**** Data shown ****
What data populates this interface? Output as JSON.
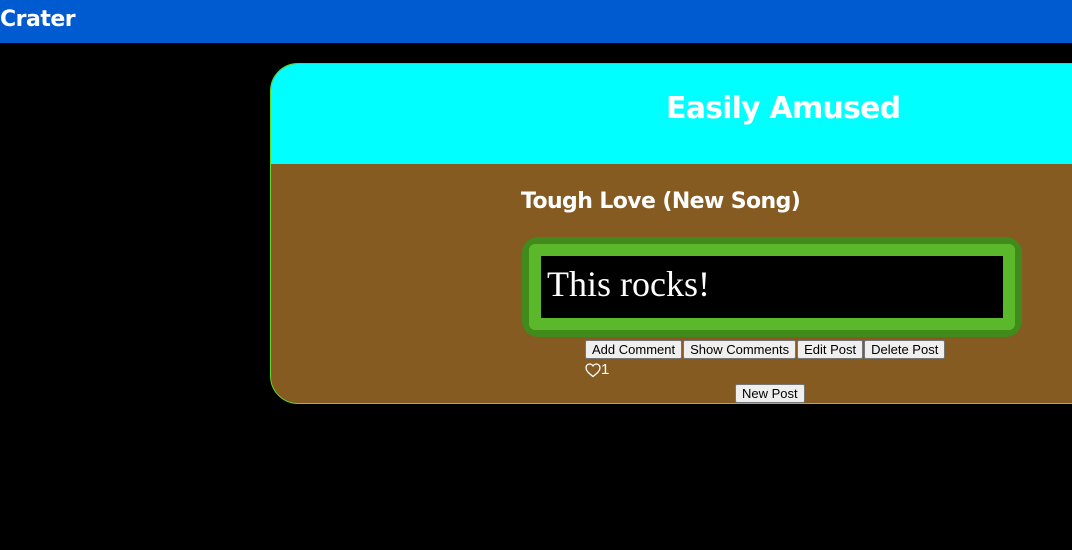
{
  "app": {
    "title": "Crater"
  },
  "board": {
    "title": "Easily Amused"
  },
  "post": {
    "title": "Tough Love (New Song)",
    "body": "This rocks!",
    "actions": {
      "add_comment": "Add Comment",
      "show_comments": "Show Comments",
      "edit_post": "Edit Post",
      "delete_post": "Delete Post"
    },
    "like_icon": "heart-outline-icon",
    "like_count": "1"
  },
  "new_post_label": "New Post",
  "colors": {
    "topbar": "#005bd1",
    "page_background": "#000000",
    "board_header": "#00ffff",
    "board_body": "#855b21",
    "board_border": "#5fdc23",
    "post_frame_dark": "#418a1c",
    "post_frame_light": "#5ab82a",
    "text": "#ffffff"
  }
}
****
• **Exercise brief**:
Retype the listing exactly. Pictures do not belong in the copy.

• **Task answer**:
What data populates this interface? Output as JSON.
{
  "app": {
    "title": "Crater"
  },
  "board": {
    "title": "Easily Amused"
  },
  "post": {
    "title": "Tough Love (New Song)",
    "body": "This rocks!",
    "actions": {
      "add_comment": "Add Comment",
      "show_comments": "Show Comments",
      "edit_post": "Edit Post",
      "delete_post": "Delete Post"
    },
    "like_icon": "heart-outline-icon",
    "like_count": "1"
  },
  "new_post_label": "New Post",
  "colors": {
    "topbar": "#005bd1",
    "page_background": "#000000",
    "board_header": "#00ffff",
    "board_body": "#855b21",
    "board_border": "#5fdc23",
    "post_frame_dark": "#418a1c",
    "post_frame_light": "#5ab82a",
    "text": "#ffffff"
  }
}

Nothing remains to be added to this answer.